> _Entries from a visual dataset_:
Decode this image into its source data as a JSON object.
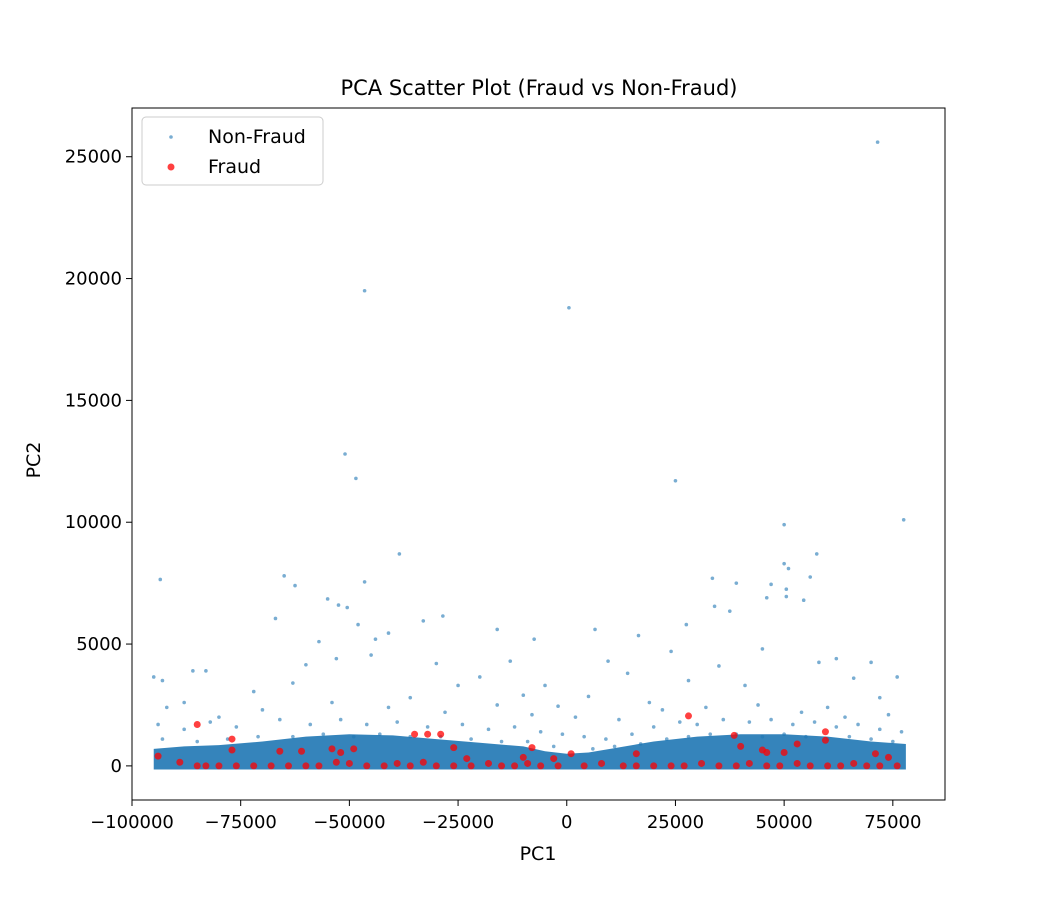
{
  "chart_data": {
    "type": "scatter",
    "title": "PCA Scatter Plot (Fraud vs Non-Fraud)",
    "xlabel": "PC1",
    "ylabel": "PC2",
    "xlim": [
      -100000,
      87000
    ],
    "ylim": [
      -1400,
      27000
    ],
    "xticks": [
      -100000,
      -75000,
      -50000,
      -25000,
      0,
      25000,
      50000,
      75000
    ],
    "xtick_labels": [
      "−100000",
      "−75000",
      "−50000",
      "−25000",
      "0",
      "25000",
      "50000",
      "75000"
    ],
    "yticks": [
      0,
      5000,
      10000,
      15000,
      20000,
      25000
    ],
    "ytick_labels": [
      "0",
      "5000",
      "10000",
      "15000",
      "20000",
      "25000"
    ],
    "grid": false,
    "legend_position": "top-left",
    "series": [
      {
        "name": "Non-Fraud",
        "color": "#1f77b4",
        "marker": "small-dot",
        "points": [
          [
            71500,
            25600
          ],
          [
            -46500,
            19500
          ],
          [
            500,
            18800
          ],
          [
            -51000,
            12800
          ],
          [
            -48500,
            11800
          ],
          [
            25000,
            11700
          ],
          [
            77500,
            10100
          ],
          [
            50000,
            9900
          ],
          [
            -38500,
            8700
          ],
          [
            57500,
            8700
          ],
          [
            50000,
            8300
          ],
          [
            51000,
            8100
          ],
          [
            -65000,
            7800
          ],
          [
            56000,
            7750
          ],
          [
            -93500,
            7650
          ],
          [
            33500,
            7700
          ],
          [
            39000,
            7500
          ],
          [
            -46500,
            7550
          ],
          [
            47000,
            7450
          ],
          [
            -62500,
            7400
          ],
          [
            50500,
            7250
          ],
          [
            50500,
            6950
          ],
          [
            46000,
            6900
          ],
          [
            54500,
            6800
          ],
          [
            -55000,
            6850
          ],
          [
            -52500,
            6600
          ],
          [
            -50500,
            6500
          ],
          [
            34000,
            6550
          ],
          [
            37500,
            6350
          ],
          [
            -28500,
            6150
          ],
          [
            -67000,
            6050
          ],
          [
            -33000,
            5950
          ],
          [
            27500,
            5800
          ],
          [
            -48000,
            5800
          ],
          [
            -44000,
            5200
          ],
          [
            -16000,
            5600
          ],
          [
            -41000,
            5450
          ],
          [
            6500,
            5600
          ],
          [
            16500,
            5350
          ],
          [
            -7500,
            5200
          ],
          [
            -57000,
            5100
          ],
          [
            -45000,
            4550
          ],
          [
            45000,
            4800
          ],
          [
            -30000,
            4200
          ],
          [
            62000,
            4400
          ],
          [
            -60000,
            4150
          ],
          [
            -53000,
            4400
          ],
          [
            24000,
            4700
          ],
          [
            70000,
            4250
          ],
          [
            -13000,
            4300
          ],
          [
            58000,
            4250
          ],
          [
            -83000,
            3900
          ],
          [
            -95000,
            3650
          ],
          [
            -93000,
            3500
          ],
          [
            -20000,
            3650
          ],
          [
            -63000,
            3400
          ],
          [
            9500,
            4300
          ],
          [
            14000,
            3800
          ],
          [
            35000,
            4100
          ],
          [
            76000,
            3650
          ],
          [
            -25000,
            3300
          ],
          [
            28000,
            3500
          ],
          [
            -5000,
            3300
          ],
          [
            66000,
            3600
          ],
          [
            -72000,
            3050
          ],
          [
            -10000,
            2900
          ],
          [
            5000,
            2850
          ],
          [
            -86000,
            3900
          ],
          [
            -88000,
            2600
          ],
          [
            41000,
            3300
          ],
          [
            -36000,
            2800
          ],
          [
            19000,
            2600
          ],
          [
            72000,
            2800
          ],
          [
            -2000,
            2450
          ],
          [
            60000,
            2400
          ],
          [
            -92000,
            2400
          ],
          [
            -80000,
            2000
          ],
          [
            -70000,
            2300
          ],
          [
            -54000,
            2600
          ],
          [
            -41000,
            2400
          ],
          [
            -28000,
            2200
          ],
          [
            -16000,
            2500
          ],
          [
            -8000,
            2100
          ],
          [
            2000,
            2000
          ],
          [
            12000,
            1900
          ],
          [
            22000,
            2300
          ],
          [
            32000,
            2400
          ],
          [
            44000,
            2500
          ],
          [
            54000,
            2200
          ],
          [
            64000,
            2000
          ],
          [
            74000,
            2100
          ],
          [
            -94000,
            1700
          ],
          [
            -88000,
            1500
          ],
          [
            -82000,
            1800
          ],
          [
            -76000,
            1600
          ],
          [
            -66000,
            1900
          ],
          [
            -59000,
            1700
          ],
          [
            -52000,
            1900
          ],
          [
            -46000,
            1700
          ],
          [
            -39000,
            1800
          ],
          [
            -32000,
            1600
          ],
          [
            -24000,
            1700
          ],
          [
            -18000,
            1500
          ],
          [
            -12000,
            1600
          ],
          [
            -6000,
            1400
          ],
          [
            -1000,
            1300
          ],
          [
            4000,
            1200
          ],
          [
            9000,
            1100
          ],
          [
            15000,
            1300
          ],
          [
            20000,
            1600
          ],
          [
            26000,
            1800
          ],
          [
            30000,
            1700
          ],
          [
            36000,
            1900
          ],
          [
            42000,
            1800
          ],
          [
            47000,
            1900
          ],
          [
            52000,
            1700
          ],
          [
            57000,
            1800
          ],
          [
            62000,
            1600
          ],
          [
            67000,
            1700
          ],
          [
            72000,
            1500
          ],
          [
            77000,
            1400
          ],
          [
            -93000,
            1100
          ],
          [
            -85000,
            1000
          ],
          [
            -78000,
            1100
          ],
          [
            -71000,
            1200
          ],
          [
            -63000,
            1200
          ],
          [
            -56000,
            1300
          ],
          [
            -49000,
            1200
          ],
          [
            -43000,
            1300
          ],
          [
            -36000,
            1200
          ],
          [
            -29000,
            1200
          ],
          [
            -22000,
            1100
          ],
          [
            -15000,
            1000
          ],
          [
            -9000,
            1000
          ],
          [
            -3000,
            800
          ],
          [
            6000,
            700
          ],
          [
            11000,
            800
          ],
          [
            17000,
            900
          ],
          [
            23000,
            1100
          ],
          [
            28000,
            1200
          ],
          [
            33000,
            1300
          ],
          [
            39000,
            1300
          ],
          [
            45000,
            1200
          ],
          [
            50000,
            1300
          ],
          [
            55000,
            1200
          ],
          [
            60000,
            1100
          ],
          [
            65000,
            1200
          ],
          [
            70000,
            1100
          ],
          [
            75000,
            1000
          ]
        ]
      },
      {
        "name": "Fraud",
        "color": "#ff0000",
        "marker": "dot",
        "points": [
          [
            -85000,
            1700
          ],
          [
            -77000,
            1100
          ],
          [
            -77000,
            650
          ],
          [
            -66000,
            600
          ],
          [
            -61000,
            600
          ],
          [
            -54000,
            700
          ],
          [
            -52000,
            550
          ],
          [
            -49000,
            700
          ],
          [
            -35000,
            1300
          ],
          [
            -32000,
            1300
          ],
          [
            -29000,
            1300
          ],
          [
            -26000,
            750
          ],
          [
            -23000,
            300
          ],
          [
            -8000,
            750
          ],
          [
            -10000,
            350
          ],
          [
            -3000,
            300
          ],
          [
            1000,
            500
          ],
          [
            16000,
            500
          ],
          [
            28000,
            2050
          ],
          [
            38500,
            1250
          ],
          [
            40000,
            800
          ],
          [
            45000,
            650
          ],
          [
            46000,
            550
          ],
          [
            50000,
            550
          ],
          [
            53000,
            900
          ],
          [
            59500,
            1400
          ],
          [
            59500,
            1050
          ],
          [
            71000,
            500
          ],
          [
            74000,
            350
          ],
          [
            -94000,
            400
          ],
          [
            -89000,
            150
          ],
          [
            -85000,
            0
          ],
          [
            -83000,
            0
          ],
          [
            -80000,
            0
          ],
          [
            -76000,
            0
          ],
          [
            -72000,
            0
          ],
          [
            -68000,
            0
          ],
          [
            -64000,
            0
          ],
          [
            -60000,
            0
          ],
          [
            -57000,
            0
          ],
          [
            -53000,
            150
          ],
          [
            -50000,
            100
          ],
          [
            -46000,
            0
          ],
          [
            -42000,
            0
          ],
          [
            -39000,
            100
          ],
          [
            -36000,
            0
          ],
          [
            -33000,
            150
          ],
          [
            -30000,
            0
          ],
          [
            -26000,
            0
          ],
          [
            -22000,
            0
          ],
          [
            -18000,
            100
          ],
          [
            -15000,
            0
          ],
          [
            -12000,
            0
          ],
          [
            -9000,
            100
          ],
          [
            -6000,
            0
          ],
          [
            -2000,
            0
          ],
          [
            4000,
            0
          ],
          [
            8000,
            100
          ],
          [
            13000,
            0
          ],
          [
            16000,
            0
          ],
          [
            20000,
            0
          ],
          [
            24000,
            0
          ],
          [
            27000,
            0
          ],
          [
            31000,
            100
          ],
          [
            35000,
            0
          ],
          [
            39000,
            0
          ],
          [
            42000,
            100
          ],
          [
            46000,
            0
          ],
          [
            49000,
            0
          ],
          [
            53000,
            100
          ],
          [
            56000,
            0
          ],
          [
            60000,
            0
          ],
          [
            63000,
            0
          ],
          [
            66000,
            100
          ],
          [
            69000,
            0
          ],
          [
            72000,
            0
          ],
          [
            76000,
            0
          ]
        ]
      }
    ]
  }
}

> _Request_: Copy out every line in the entries above that holds "Fraud".

> _Output below_:
    "title": "PCA Scatter Plot (Fraud vs Non-Fraud)",
        "name": "Non-Fraud",
        "name": "Fraud",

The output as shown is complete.